DIRECTION:
Rename "todo-toggle" to "todo-checkbox" everywhere it occurs in the rows below, and copy the rows back with nothing else changed.

## Start INPUT

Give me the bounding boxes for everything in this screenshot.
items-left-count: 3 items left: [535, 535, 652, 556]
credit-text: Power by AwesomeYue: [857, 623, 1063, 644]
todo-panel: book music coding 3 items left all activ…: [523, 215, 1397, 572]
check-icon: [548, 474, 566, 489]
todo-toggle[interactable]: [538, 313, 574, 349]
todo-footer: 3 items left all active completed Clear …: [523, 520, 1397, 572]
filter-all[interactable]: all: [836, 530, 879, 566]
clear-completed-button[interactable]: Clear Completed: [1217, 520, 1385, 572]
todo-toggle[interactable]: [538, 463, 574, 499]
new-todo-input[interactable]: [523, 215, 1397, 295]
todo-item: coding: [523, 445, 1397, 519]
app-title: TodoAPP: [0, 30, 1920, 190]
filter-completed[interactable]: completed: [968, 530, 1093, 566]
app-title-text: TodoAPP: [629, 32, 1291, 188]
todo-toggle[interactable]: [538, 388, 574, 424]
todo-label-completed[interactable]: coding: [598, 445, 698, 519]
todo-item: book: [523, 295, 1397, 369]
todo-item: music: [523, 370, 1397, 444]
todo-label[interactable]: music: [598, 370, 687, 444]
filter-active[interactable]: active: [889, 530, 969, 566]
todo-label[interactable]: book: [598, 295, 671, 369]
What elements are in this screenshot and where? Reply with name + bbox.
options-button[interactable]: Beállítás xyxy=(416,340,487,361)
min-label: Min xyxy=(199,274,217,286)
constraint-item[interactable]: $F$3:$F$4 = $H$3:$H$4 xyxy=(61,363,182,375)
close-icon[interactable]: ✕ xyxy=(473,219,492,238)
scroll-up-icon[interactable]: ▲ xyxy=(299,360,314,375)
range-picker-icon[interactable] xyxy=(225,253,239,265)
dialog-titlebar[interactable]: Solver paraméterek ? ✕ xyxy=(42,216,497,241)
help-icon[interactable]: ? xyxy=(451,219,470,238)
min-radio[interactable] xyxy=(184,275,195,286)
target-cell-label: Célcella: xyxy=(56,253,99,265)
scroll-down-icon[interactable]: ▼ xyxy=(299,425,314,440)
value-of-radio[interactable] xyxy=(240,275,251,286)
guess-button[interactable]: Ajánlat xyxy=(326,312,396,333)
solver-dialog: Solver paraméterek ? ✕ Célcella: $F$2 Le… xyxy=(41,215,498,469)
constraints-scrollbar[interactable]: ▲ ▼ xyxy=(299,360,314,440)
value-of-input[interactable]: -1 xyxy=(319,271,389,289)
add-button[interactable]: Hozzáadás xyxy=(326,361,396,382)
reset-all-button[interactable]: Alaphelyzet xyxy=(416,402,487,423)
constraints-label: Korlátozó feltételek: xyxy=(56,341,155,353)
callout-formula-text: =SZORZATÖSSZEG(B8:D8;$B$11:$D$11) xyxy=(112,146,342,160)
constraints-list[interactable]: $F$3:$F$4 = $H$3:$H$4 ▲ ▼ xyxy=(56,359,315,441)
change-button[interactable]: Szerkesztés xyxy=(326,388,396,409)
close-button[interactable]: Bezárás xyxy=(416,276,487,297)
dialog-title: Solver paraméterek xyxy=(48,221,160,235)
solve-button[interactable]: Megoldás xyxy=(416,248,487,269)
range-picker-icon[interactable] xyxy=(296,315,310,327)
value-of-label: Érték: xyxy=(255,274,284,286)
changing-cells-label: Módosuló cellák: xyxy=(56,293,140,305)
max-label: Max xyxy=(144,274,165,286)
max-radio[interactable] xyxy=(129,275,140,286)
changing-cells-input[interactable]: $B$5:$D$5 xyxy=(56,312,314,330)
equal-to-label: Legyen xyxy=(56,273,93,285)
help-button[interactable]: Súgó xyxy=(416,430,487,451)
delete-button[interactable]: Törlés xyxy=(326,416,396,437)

## End INPUT

THE ANSWER:
Give me the bounding boxes for everything in this screenshot.
items-left-count: 3 items left: [535, 535, 652, 556]
credit-text: Power by AwesomeYue: [857, 623, 1063, 644]
todo-panel: book music coding 3 items left all activ…: [523, 215, 1397, 572]
check-icon: [548, 474, 566, 489]
todo-checkbox[interactable]: [538, 313, 574, 349]
todo-footer: 3 items left all active completed Clear …: [523, 520, 1397, 572]
filter-all[interactable]: all: [836, 530, 879, 566]
clear-completed-button[interactable]: Clear Completed: [1217, 520, 1385, 572]
todo-checkbox[interactable]: [538, 463, 574, 499]
new-todo-input[interactable]: [523, 215, 1397, 295]
todo-item: coding: [523, 445, 1397, 519]
app-title: TodoAPP: [0, 30, 1920, 190]
filter-completed[interactable]: completed: [968, 530, 1093, 566]
app-title-text: TodoAPP: [629, 32, 1291, 188]
todo-checkbox[interactable]: [538, 388, 574, 424]
todo-label-completed[interactable]: coding: [598, 445, 698, 519]
todo-item: book: [523, 295, 1397, 369]
todo-item: music: [523, 370, 1397, 444]
todo-label[interactable]: music: [598, 370, 687, 444]
filter-active[interactable]: active: [889, 530, 969, 566]
todo-label[interactable]: book: [598, 295, 671, 369]
What elements are in this screenshot and where? Reply with name + bbox.
options-button[interactable]: Beállítás xyxy=(416,340,487,361)
min-label: Min xyxy=(199,274,217,286)
constraint-item[interactable]: $F$3:$F$4 = $H$3:$H$4 xyxy=(61,363,182,375)
close-icon[interactable]: ✕ xyxy=(473,219,492,238)
scroll-up-icon[interactable]: ▲ xyxy=(299,360,314,375)
range-picker-icon[interactable] xyxy=(225,253,239,265)
dialog-titlebar[interactable]: Solver paraméterek ? ✕ xyxy=(42,216,497,241)
help-icon[interactable]: ? xyxy=(451,219,470,238)
min-radio[interactable] xyxy=(184,275,195,286)
target-cell-label: Célcella: xyxy=(56,253,99,265)
scroll-down-icon[interactable]: ▼ xyxy=(299,425,314,440)
value-of-radio[interactable] xyxy=(240,275,251,286)
guess-button[interactable]: Ajánlat xyxy=(326,312,396,333)
solver-dialog: Solver paraméterek ? ✕ Célcella: $F$2 Le… xyxy=(41,215,498,469)
constraints-scrollbar[interactable]: ▲ ▼ xyxy=(299,360,314,440)
value-of-input[interactable]: -1 xyxy=(319,271,389,289)
add-button[interactable]: Hozzáadás xyxy=(326,361,396,382)
reset-all-button[interactable]: Alaphelyzet xyxy=(416,402,487,423)
constraints-label: Korlátozó feltételek: xyxy=(56,341,155,353)
callout-formula-text: =SZORZATÖSSZEG(B8:D8;$B$11:$D$11) xyxy=(112,146,342,160)
constraints-list[interactable]: $F$3:$F$4 = $H$3:$H$4 ▲ ▼ xyxy=(56,359,315,441)
change-button[interactable]: Szerkesztés xyxy=(326,388,396,409)
close-button[interactable]: Bezárás xyxy=(416,276,487,297)
dialog-title: Solver paraméterek xyxy=(48,221,160,235)
solve-button[interactable]: Megoldás xyxy=(416,248,487,269)
range-picker-icon[interactable] xyxy=(296,315,310,327)
value-of-label: Érték: xyxy=(255,274,284,286)
changing-cells-label: Módosuló cellák: xyxy=(56,293,140,305)
max-label: Max xyxy=(144,274,165,286)
max-radio[interactable] xyxy=(129,275,140,286)
changing-cells-input[interactable]: $B$5:$D$5 xyxy=(56,312,314,330)
equal-to-label: Legyen xyxy=(56,273,93,285)
help-button[interactable]: Súgó xyxy=(416,430,487,451)
delete-button[interactable]: Törlés xyxy=(326,416,396,437)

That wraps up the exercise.